Stated goal:
Would you output the whole listing below, exactly as it reads?

Available data:
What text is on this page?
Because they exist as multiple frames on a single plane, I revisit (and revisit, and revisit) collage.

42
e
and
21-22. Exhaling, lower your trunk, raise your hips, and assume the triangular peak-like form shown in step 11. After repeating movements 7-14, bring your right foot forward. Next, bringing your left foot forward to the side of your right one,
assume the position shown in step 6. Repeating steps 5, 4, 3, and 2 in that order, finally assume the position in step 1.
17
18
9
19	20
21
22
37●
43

Answer to the exercise:
What text is on this page?
Because they exist as multiple frames on a single plane, I revisit (and revisit, and revisit) collage.

42
e
and
21-22. Exhaling, lower your trunk, raise your hips, and assume the triangular peak-like form shown in step 11. After repeating movements 7-14, bring your right foot forward. Next, bringing your left foot forward to the side of your right one,
assume the position shown in step 6. Repeating steps 5, 4, 3, and 2 in that order, finally assume the position in step 1.
17
18
9
19	20
21
22
37●
43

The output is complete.